[BEGIN]

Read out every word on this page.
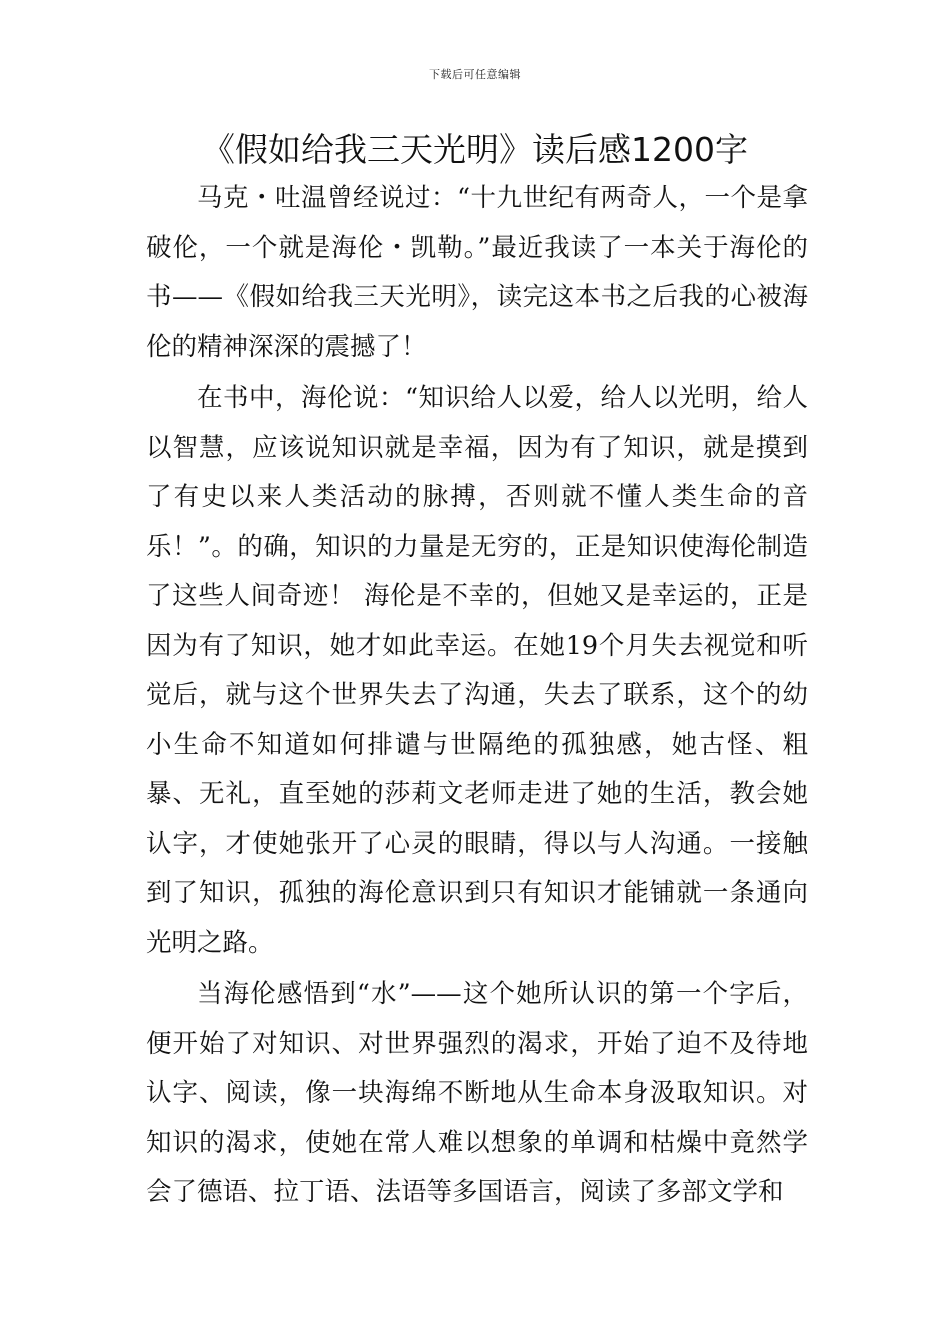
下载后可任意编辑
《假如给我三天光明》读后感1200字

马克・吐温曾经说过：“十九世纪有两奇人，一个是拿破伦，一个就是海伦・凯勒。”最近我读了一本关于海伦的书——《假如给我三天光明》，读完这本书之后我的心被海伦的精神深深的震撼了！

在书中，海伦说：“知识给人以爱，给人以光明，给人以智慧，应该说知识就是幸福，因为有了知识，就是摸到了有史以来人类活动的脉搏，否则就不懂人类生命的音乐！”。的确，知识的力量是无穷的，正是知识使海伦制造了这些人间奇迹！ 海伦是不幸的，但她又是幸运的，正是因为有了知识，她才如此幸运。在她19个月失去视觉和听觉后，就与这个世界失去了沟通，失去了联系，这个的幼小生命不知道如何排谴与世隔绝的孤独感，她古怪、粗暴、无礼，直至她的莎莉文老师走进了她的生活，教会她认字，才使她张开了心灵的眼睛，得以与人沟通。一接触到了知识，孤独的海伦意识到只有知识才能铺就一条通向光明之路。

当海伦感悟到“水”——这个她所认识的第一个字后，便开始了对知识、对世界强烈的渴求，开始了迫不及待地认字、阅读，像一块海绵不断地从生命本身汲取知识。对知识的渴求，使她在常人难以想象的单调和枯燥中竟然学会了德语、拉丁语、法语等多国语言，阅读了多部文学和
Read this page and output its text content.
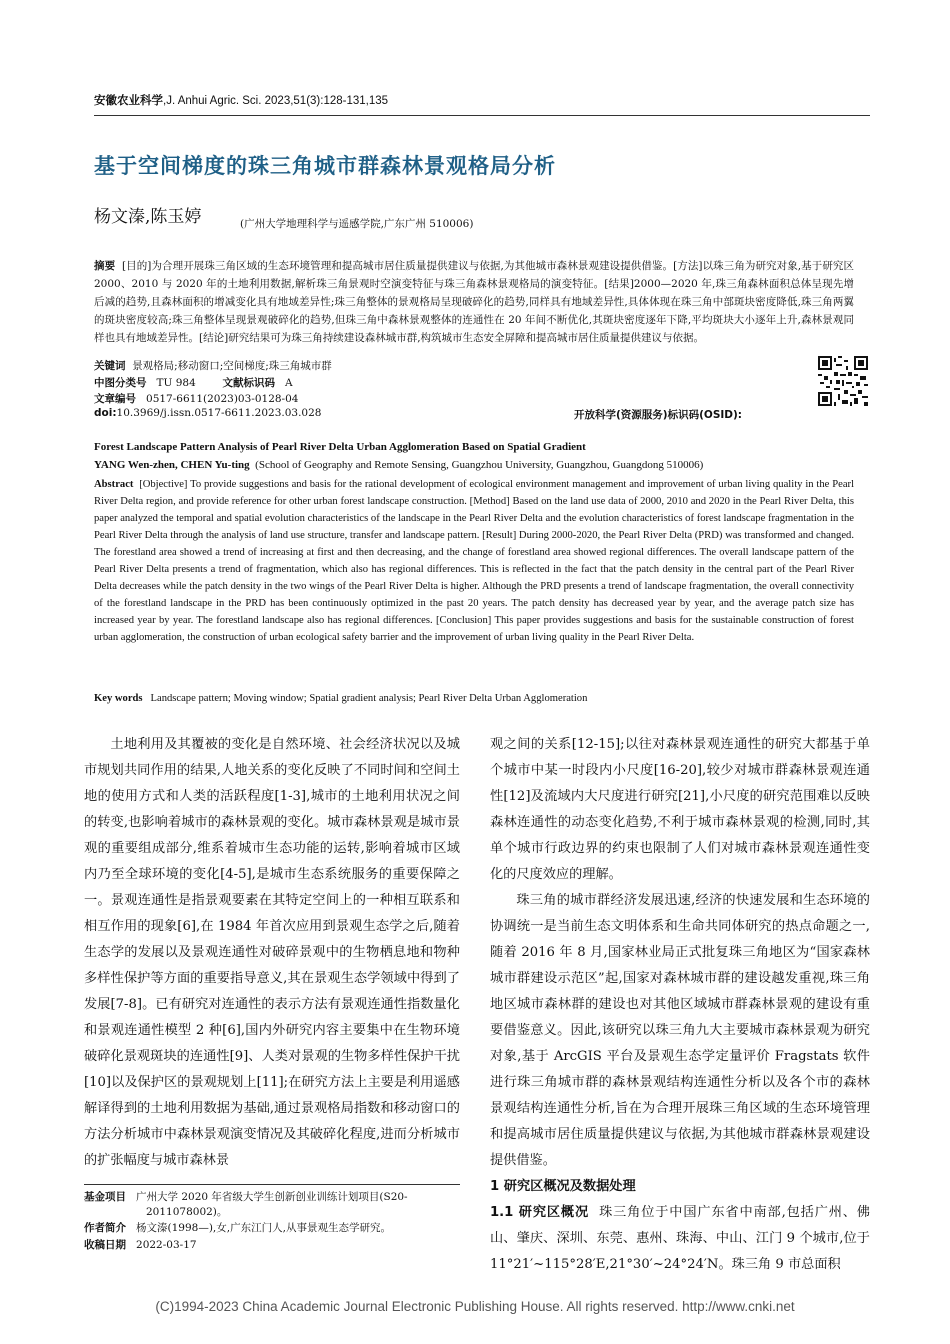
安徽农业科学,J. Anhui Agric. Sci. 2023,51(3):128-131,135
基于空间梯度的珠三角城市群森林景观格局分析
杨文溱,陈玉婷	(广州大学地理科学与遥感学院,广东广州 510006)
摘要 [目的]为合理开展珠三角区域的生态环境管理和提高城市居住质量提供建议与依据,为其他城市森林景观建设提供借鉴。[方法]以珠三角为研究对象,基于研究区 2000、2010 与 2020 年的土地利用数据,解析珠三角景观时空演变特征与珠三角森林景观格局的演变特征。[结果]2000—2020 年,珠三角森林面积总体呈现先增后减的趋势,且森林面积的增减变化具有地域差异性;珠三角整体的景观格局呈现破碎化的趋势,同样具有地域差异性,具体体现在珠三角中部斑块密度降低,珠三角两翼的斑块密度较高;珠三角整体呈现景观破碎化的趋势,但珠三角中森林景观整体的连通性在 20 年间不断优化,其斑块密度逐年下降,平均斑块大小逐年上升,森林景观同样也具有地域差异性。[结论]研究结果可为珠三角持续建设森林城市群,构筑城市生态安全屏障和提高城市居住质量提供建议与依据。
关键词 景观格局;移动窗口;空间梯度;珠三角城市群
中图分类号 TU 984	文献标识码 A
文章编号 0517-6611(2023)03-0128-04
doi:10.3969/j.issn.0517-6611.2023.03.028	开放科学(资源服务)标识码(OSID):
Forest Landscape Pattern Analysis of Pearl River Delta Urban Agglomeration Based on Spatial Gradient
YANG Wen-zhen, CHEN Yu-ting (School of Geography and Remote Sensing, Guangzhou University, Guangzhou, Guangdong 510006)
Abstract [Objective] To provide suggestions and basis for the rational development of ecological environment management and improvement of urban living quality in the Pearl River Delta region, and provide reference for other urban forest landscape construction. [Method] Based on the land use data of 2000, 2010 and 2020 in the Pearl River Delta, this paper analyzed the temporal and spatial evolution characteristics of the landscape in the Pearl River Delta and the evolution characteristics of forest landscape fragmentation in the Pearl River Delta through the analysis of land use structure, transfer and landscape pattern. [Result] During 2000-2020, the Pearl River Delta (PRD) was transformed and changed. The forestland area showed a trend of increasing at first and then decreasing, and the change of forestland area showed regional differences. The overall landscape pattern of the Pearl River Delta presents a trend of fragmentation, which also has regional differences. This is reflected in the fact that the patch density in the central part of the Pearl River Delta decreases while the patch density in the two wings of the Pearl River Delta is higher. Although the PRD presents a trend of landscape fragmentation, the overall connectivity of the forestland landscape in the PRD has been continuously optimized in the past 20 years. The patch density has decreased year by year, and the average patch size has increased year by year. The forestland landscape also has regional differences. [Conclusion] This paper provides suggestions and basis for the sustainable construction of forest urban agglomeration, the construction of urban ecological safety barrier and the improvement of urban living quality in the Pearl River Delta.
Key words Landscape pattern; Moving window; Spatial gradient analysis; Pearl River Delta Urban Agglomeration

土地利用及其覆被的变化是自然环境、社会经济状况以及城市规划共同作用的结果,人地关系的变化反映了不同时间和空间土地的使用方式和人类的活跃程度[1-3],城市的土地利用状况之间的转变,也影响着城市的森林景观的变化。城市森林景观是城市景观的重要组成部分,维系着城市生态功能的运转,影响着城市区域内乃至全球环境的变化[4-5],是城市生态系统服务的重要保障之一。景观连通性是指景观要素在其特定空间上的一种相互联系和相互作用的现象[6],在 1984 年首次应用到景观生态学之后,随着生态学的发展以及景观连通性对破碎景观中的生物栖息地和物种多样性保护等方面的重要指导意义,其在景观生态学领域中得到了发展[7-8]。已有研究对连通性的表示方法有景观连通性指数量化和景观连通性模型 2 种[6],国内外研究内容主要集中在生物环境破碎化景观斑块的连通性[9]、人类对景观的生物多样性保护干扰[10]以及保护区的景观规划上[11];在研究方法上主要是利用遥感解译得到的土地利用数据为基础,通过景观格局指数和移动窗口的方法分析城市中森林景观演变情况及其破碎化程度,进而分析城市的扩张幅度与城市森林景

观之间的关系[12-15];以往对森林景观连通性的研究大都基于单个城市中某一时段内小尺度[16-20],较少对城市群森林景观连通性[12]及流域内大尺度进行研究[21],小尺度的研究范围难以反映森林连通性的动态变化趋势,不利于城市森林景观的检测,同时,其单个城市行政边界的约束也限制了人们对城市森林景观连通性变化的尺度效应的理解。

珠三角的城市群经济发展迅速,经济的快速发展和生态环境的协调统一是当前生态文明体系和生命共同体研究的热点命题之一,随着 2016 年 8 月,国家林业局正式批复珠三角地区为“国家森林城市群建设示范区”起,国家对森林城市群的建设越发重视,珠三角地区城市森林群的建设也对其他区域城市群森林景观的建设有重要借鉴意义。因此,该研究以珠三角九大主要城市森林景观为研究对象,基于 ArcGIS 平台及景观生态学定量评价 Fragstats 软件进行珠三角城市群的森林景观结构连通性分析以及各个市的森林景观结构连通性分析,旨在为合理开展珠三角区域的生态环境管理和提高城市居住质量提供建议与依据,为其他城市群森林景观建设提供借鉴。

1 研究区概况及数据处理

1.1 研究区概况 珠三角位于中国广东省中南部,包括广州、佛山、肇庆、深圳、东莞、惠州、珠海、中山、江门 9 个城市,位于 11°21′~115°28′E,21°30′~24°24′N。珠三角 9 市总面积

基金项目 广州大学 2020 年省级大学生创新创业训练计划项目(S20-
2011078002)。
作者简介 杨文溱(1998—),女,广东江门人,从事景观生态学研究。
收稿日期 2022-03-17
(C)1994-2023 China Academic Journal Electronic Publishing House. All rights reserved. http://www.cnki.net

[END]

**Written instruction**:
Set the entries down again exactly. Do not include the images.

**Answer**:
Read out every word on this page.
下载后可任意编辑
《假如给我三天光明》读后感1200字

马克・吐温曾经说过：“十九世纪有两奇人，一个是拿破伦，一个就是海伦・凯勒。”最近我读了一本关于海伦的书——《假如给我三天光明》，读完这本书之后我的心被海伦的精神深深的震撼了！

在书中，海伦说：“知识给人以爱，给人以光明，给人以智慧，应该说知识就是幸福，因为有了知识，就是摸到了有史以来人类活动的脉搏，否则就不懂人类生命的音乐！”。的确，知识的力量是无穷的，正是知识使海伦制造了这些人间奇迹！ 海伦是不幸的，但她又是幸运的，正是因为有了知识，她才如此幸运。在她19个月失去视觉和听觉后，就与这个世界失去了沟通，失去了联系，这个的幼小生命不知道如何排谴与世隔绝的孤独感，她古怪、粗暴、无礼，直至她的莎莉文老师走进了她的生活，教会她认字，才使她张开了心灵的眼睛，得以与人沟通。一接触到了知识，孤独的海伦意识到只有知识才能铺就一条通向光明之路。

当海伦感悟到“水”——这个她所认识的第一个字后，便开始了对知识、对世界强烈的渴求，开始了迫不及待地认字、阅读，像一块海绵不断地从生命本身汲取知识。对知识的渴求，使她在常人难以想象的单调和枯燥中竟然学会了德语、拉丁语、法语等多国语言，阅读了多部文学和
Read this page and output its text content.
安徽农业科学,J. Anhui Agric. Sci. 2023,51(3):128-131,135
基于空间梯度的珠三角城市群森林景观格局分析
杨文溱,陈玉婷	(广州大学地理科学与遥感学院,广东广州 510006)
摘要 [目的]为合理开展珠三角区域的生态环境管理和提高城市居住质量提供建议与依据,为其他城市森林景观建设提供借鉴。[方法]以珠三角为研究对象,基于研究区 2000、2010 与 2020 年的土地利用数据,解析珠三角景观时空演变特征与珠三角森林景观格局的演变特征。[结果]2000—2020 年,珠三角森林面积总体呈现先增后减的趋势,且森林面积的增减变化具有地域差异性;珠三角整体的景观格局呈现破碎化的趋势,同样具有地域差异性,具体体现在珠三角中部斑块密度降低,珠三角两翼的斑块密度较高;珠三角整体呈现景观破碎化的趋势,但珠三角中森林景观整体的连通性在 20 年间不断优化,其斑块密度逐年下降,平均斑块大小逐年上升,森林景观同样也具有地域差异性。[结论]研究结果可为珠三角持续建设森林城市群,构筑城市生态安全屏障和提高城市居住质量提供建议与依据。
关键词 景观格局;移动窗口;空间梯度;珠三角城市群
中图分类号 TU 984	文献标识码 A
文章编号 0517-6611(2023)03-0128-04
doi:10.3969/j.issn.0517-6611.2023.03.028	开放科学(资源服务)标识码(OSID):
Forest Landscape Pattern Analysis of Pearl River Delta Urban Agglomeration Based on Spatial Gradient
YANG Wen-zhen, CHEN Yu-ting (School of Geography and Remote Sensing, Guangzhou University, Guangzhou, Guangdong 510006)
Abstract [Objective] To provide suggestions and basis for the rational development of ecological environment management and improvement of urban living quality in the Pearl River Delta region, and provide reference for other urban forest landscape construction. [Method] Based on the land use data of 2000, 2010 and 2020 in the Pearl River Delta, this paper analyzed the temporal and spatial evolution characteristics of the landscape in the Pearl River Delta and the evolution characteristics of forest landscape fragmentation in the Pearl River Delta through the analysis of land use structure, transfer and landscape pattern. [Result] During 2000-2020, the Pearl River Delta (PRD) was transformed and changed. The forestland area showed a trend of increasing at first and then decreasing, and the change of forestland area showed regional differences. The overall landscape pattern of the Pearl River Delta presents a trend of fragmentation, which also has regional differences. This is reflected in the fact that the patch density in the central part of the Pearl River Delta decreases while the patch density in the two wings of the Pearl River Delta is higher. Although the PRD presents a trend of landscape fragmentation, the overall connectivity of the forestland landscape in the PRD has been continuously optimized in the past 20 years. The patch density has decreased year by year, and the average patch size has increased year by year. The forestland landscape also has regional differences. [Conclusion] This paper provides suggestions and basis for the sustainable construction of forest urban agglomeration, the construction of urban ecological safety barrier and the improvement of urban living quality in the Pearl River Delta.
Key words Landscape pattern; Moving window; Spatial gradient analysis; Pearl River Delta Urban Agglomeration

土地利用及其覆被的变化是自然环境、社会经济状况以及城市规划共同作用的结果,人地关系的变化反映了不同时间和空间土地的使用方式和人类的活跃程度[1-3],城市的土地利用状况之间的转变,也影响着城市的森林景观的变化。城市森林景观是城市景观的重要组成部分,维系着城市生态功能的运转,影响着城市区域内乃至全球环境的变化[4-5],是城市生态系统服务的重要保障之一。景观连通性是指景观要素在其特定空间上的一种相互联系和相互作用的现象[6],在 1984 年首次应用到景观生态学之后,随着生态学的发展以及景观连通性对破碎景观中的生物栖息地和物种多样性保护等方面的重要指导意义,其在景观生态学领域中得到了发展[7-8]。已有研究对连通性的表示方法有景观连通性指数量化和景观连通性模型 2 种[6],国内外研究内容主要集中在生物环境破碎化景观斑块的连通性[9]、人类对景观的生物多样性保护干扰[10]以及保护区的景观规划上[11];在研究方法上主要是利用遥感解译得到的土地利用数据为基础,通过景观格局指数和移动窗口的方法分析城市中森林景观演变情况及其破碎化程度,进而分析城市的扩张幅度与城市森林景

观之间的关系[12-15];以往对森林景观连通性的研究大都基于单个城市中某一时段内小尺度[16-20],较少对城市群森林景观连通性[12]及流域内大尺度进行研究[21],小尺度的研究范围难以反映森林连通性的动态变化趋势,不利于城市森林景观的检测,同时,其单个城市行政边界的约束也限制了人们对城市森林景观连通性变化的尺度效应的理解。

珠三角的城市群经济发展迅速,经济的快速发展和生态环境的协调统一是当前生态文明体系和生命共同体研究的热点命题之一,随着 2016 年 8 月,国家林业局正式批复珠三角地区为“国家森林城市群建设示范区”起,国家对森林城市群的建设越发重视,珠三角地区城市森林群的建设也对其他区域城市群森林景观的建设有重要借鉴意义。因此,该研究以珠三角九大主要城市森林景观为研究对象,基于 ArcGIS 平台及景观生态学定量评价 Fragstats 软件进行珠三角城市群的森林景观结构连通性分析以及各个市的森林景观结构连通性分析,旨在为合理开展珠三角区域的生态环境管理和提高城市居住质量提供建议与依据,为其他城市群森林景观建设提供借鉴。

1 研究区概况及数据处理

1.1 研究区概况 珠三角位于中国广东省中南部,包括广州、佛山、肇庆、深圳、东莞、惠州、珠海、中山、江门 9 个城市,位于 11°21′~115°28′E,21°30′~24°24′N。珠三角 9 市总面积

基金项目 广州大学 2020 年省级大学生创新创业训练计划项目(S20-
2011078002)。
作者简介 杨文溱(1998—),女,广东江门人,从事景观生态学研究。
收稿日期 2022-03-17
(C)1994-2023 China Academic Journal Electronic Publishing House. All rights reserved. http://www.cnki.net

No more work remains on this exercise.